(Dataset records)
** BEGIN **
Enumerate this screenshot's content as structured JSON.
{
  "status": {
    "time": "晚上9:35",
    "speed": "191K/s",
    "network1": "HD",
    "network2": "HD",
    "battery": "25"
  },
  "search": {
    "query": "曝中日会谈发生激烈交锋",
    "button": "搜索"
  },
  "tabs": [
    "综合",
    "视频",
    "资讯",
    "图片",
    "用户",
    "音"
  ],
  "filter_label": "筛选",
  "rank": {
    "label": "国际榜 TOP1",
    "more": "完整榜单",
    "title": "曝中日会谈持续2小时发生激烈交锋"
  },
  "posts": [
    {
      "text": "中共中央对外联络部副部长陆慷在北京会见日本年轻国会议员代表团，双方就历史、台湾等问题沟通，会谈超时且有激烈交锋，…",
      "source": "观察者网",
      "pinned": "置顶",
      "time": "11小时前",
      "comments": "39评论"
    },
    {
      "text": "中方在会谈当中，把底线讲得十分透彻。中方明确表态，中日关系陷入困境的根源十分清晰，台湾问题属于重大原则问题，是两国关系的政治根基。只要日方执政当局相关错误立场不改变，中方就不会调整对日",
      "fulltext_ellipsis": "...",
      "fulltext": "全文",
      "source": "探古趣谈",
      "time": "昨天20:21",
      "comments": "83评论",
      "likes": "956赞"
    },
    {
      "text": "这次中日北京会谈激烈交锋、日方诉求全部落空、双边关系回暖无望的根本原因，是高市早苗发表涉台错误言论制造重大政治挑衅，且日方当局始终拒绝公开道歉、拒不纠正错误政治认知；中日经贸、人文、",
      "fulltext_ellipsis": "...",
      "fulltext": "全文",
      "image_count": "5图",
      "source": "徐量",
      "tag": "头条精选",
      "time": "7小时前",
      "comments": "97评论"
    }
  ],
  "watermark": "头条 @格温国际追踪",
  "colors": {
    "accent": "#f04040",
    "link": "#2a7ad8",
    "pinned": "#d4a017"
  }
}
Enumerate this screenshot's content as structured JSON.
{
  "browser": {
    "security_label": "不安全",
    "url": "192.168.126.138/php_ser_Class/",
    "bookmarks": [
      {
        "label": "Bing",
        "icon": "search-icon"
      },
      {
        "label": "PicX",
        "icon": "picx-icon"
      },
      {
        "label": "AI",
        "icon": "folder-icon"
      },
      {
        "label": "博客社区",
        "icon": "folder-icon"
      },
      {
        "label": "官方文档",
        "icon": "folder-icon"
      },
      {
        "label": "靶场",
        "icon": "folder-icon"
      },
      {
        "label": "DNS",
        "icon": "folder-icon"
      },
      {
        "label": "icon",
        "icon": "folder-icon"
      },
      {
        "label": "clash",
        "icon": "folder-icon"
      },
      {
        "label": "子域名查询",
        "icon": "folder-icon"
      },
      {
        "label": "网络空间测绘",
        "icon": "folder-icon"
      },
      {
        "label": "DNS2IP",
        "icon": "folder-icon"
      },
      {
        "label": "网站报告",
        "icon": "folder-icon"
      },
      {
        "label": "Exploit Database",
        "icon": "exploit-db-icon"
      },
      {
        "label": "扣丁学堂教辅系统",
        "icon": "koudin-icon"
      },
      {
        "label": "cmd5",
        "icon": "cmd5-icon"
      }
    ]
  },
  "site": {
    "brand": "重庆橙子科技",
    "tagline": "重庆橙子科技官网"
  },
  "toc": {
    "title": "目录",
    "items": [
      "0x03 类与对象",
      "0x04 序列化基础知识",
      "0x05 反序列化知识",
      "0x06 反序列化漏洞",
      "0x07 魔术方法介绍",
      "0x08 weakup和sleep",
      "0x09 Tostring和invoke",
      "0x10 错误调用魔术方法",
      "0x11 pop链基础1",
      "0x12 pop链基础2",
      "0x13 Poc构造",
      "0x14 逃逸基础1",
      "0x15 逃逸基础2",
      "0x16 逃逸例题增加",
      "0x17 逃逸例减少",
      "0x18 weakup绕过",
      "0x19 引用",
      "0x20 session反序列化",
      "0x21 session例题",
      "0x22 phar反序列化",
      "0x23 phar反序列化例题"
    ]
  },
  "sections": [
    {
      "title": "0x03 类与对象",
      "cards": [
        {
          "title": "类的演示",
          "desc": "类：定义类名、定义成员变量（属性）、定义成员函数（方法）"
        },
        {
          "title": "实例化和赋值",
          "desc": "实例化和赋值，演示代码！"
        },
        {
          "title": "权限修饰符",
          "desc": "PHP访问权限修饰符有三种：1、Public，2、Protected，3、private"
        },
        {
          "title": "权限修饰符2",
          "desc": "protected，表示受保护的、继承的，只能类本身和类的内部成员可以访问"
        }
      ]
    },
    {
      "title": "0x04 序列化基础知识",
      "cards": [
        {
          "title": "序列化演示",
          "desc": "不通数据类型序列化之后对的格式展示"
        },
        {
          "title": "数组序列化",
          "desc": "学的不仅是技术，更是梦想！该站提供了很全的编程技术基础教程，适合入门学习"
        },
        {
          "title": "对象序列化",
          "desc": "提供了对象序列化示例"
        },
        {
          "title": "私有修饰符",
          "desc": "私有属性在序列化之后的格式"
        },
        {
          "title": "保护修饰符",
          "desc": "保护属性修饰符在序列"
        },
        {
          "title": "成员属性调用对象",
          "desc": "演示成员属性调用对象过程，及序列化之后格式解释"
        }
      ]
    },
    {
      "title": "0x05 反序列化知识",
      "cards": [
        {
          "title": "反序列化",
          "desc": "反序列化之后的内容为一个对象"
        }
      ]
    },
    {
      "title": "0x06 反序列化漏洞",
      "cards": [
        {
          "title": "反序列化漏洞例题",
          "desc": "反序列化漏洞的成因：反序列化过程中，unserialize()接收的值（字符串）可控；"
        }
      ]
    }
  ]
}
** END **
● **Exercise description**: Return every line exactly.

● **Result of the exercise**:
Enumerate this screenshot's content as structured JSON.
{
  "status": {
    "time": "晚上9:35",
    "speed": "191K/s",
    "network1": "HD",
    "network2": "HD",
    "battery": "25"
  },
  "search": {
    "query": "曝中日会谈发生激烈交锋",
    "button": "搜索"
  },
  "tabs": [
    "综合",
    "视频",
    "资讯",
    "图片",
    "用户",
    "音"
  ],
  "filter_label": "筛选",
  "rank": {
    "label": "国际榜 TOP1",
    "more": "完整榜单",
    "title": "曝中日会谈持续2小时发生激烈交锋"
  },
  "posts": [
    {
      "text": "中共中央对外联络部副部长陆慷在北京会见日本年轻国会议员代表团，双方就历史、台湾等问题沟通，会谈超时且有激烈交锋，…",
      "source": "观察者网",
      "pinned": "置顶",
      "time": "11小时前",
      "comments": "39评论"
    },
    {
      "text": "中方在会谈当中，把底线讲得十分透彻。中方明确表态，中日关系陷入困境的根源十分清晰，台湾问题属于重大原则问题，是两国关系的政治根基。只要日方执政当局相关错误立场不改变，中方就不会调整对日",
      "fulltext_ellipsis": "...",
      "fulltext": "全文",
      "source": "探古趣谈",
      "time": "昨天20:21",
      "comments": "83评论",
      "likes": "956赞"
    },
    {
      "text": "这次中日北京会谈激烈交锋、日方诉求全部落空、双边关系回暖无望的根本原因，是高市早苗发表涉台错误言论制造重大政治挑衅，且日方当局始终拒绝公开道歉、拒不纠正错误政治认知；中日经贸、人文、",
      "fulltext_ellipsis": "...",
      "fulltext": "全文",
      "image_count": "5图",
      "source": "徐量",
      "tag": "头条精选",
      "time": "7小时前",
      "comments": "97评论"
    }
  ],
  "watermark": "头条 @格温国际追踪",
  "colors": {
    "accent": "#f04040",
    "link": "#2a7ad8",
    "pinned": "#d4a017"
  }
}
Enumerate this screenshot's content as structured JSON.
{
  "browser": {
    "security_label": "不安全",
    "url": "192.168.126.138/php_ser_Class/",
    "bookmarks": [
      {
        "label": "Bing",
        "icon": "search-icon"
      },
      {
        "label": "PicX",
        "icon": "picx-icon"
      },
      {
        "label": "AI",
        "icon": "folder-icon"
      },
      {
        "label": "博客社区",
        "icon": "folder-icon"
      },
      {
        "label": "官方文档",
        "icon": "folder-icon"
      },
      {
        "label": "靶场",
        "icon": "folder-icon"
      },
      {
        "label": "DNS",
        "icon": "folder-icon"
      },
      {
        "label": "icon",
        "icon": "folder-icon"
      },
      {
        "label": "clash",
        "icon": "folder-icon"
      },
      {
        "label": "子域名查询",
        "icon": "folder-icon"
      },
      {
        "label": "网络空间测绘",
        "icon": "folder-icon"
      },
      {
        "label": "DNS2IP",
        "icon": "folder-icon"
      },
      {
        "label": "网站报告",
        "icon": "folder-icon"
      },
      {
        "label": "Exploit Database",
        "icon": "exploit-db-icon"
      },
      {
        "label": "扣丁学堂教辅系统",
        "icon": "koudin-icon"
      },
      {
        "label": "cmd5",
        "icon": "cmd5-icon"
      }
    ]
  },
  "site": {
    "brand": "重庆橙子科技",
    "tagline": "重庆橙子科技官网"
  },
  "toc": {
    "title": "目录",
    "items": [
      "0x03 类与对象",
      "0x04 序列化基础知识",
      "0x05 反序列化知识",
      "0x06 反序列化漏洞",
      "0x07 魔术方法介绍",
      "0x08 weakup和sleep",
      "0x09 Tostring和invoke",
      "0x10 错误调用魔术方法",
      "0x11 pop链基础1",
      "0x12 pop链基础2",
      "0x13 Poc构造",
      "0x14 逃逸基础1",
      "0x15 逃逸基础2",
      "0x16 逃逸例题增加",
      "0x17 逃逸例减少",
      "0x18 weakup绕过",
      "0x19 引用",
      "0x20 session反序列化",
      "0x21 session例题",
      "0x22 phar反序列化",
      "0x23 phar反序列化例题"
    ]
  },
  "sections": [
    {
      "title": "0x03 类与对象",
      "cards": [
        {
          "title": "类的演示",
          "desc": "类：定义类名、定义成员变量（属性）、定义成员函数（方法）"
        },
        {
          "title": "实例化和赋值",
          "desc": "实例化和赋值，演示代码！"
        },
        {
          "title": "权限修饰符",
          "desc": "PHP访问权限修饰符有三种：1、Public，2、Protected，3、private"
        },
        {
          "title": "权限修饰符2",
          "desc": "protected，表示受保护的、继承的，只能类本身和类的内部成员可以访问"
        }
      ]
    },
    {
      "title": "0x04 序列化基础知识",
      "cards": [
        {
          "title": "序列化演示",
          "desc": "不通数据类型序列化之后对的格式展示"
        },
        {
          "title": "数组序列化",
          "desc": "学的不仅是技术，更是梦想！该站提供了很全的编程技术基础教程，适合入门学习"
        },
        {
          "title": "对象序列化",
          "desc": "提供了对象序列化示例"
        },
        {
          "title": "私有修饰符",
          "desc": "私有属性在序列化之后的格式"
        },
        {
          "title": "保护修饰符",
          "desc": "保护属性修饰符在序列"
        },
        {
          "title": "成员属性调用对象",
          "desc": "演示成员属性调用对象过程，及序列化之后格式解释"
        }
      ]
    },
    {
      "title": "0x05 反序列化知识",
      "cards": [
        {
          "title": "反序列化",
          "desc": "反序列化之后的内容为一个对象"
        }
      ]
    },
    {
      "title": "0x06 反序列化漏洞",
      "cards": [
        {
          "title": "反序列化漏洞例题",
          "desc": "反序列化漏洞的成因：反序列化过程中，unserialize()接收的值（字符串）可控；"
        }
      ]
    }
  ]
}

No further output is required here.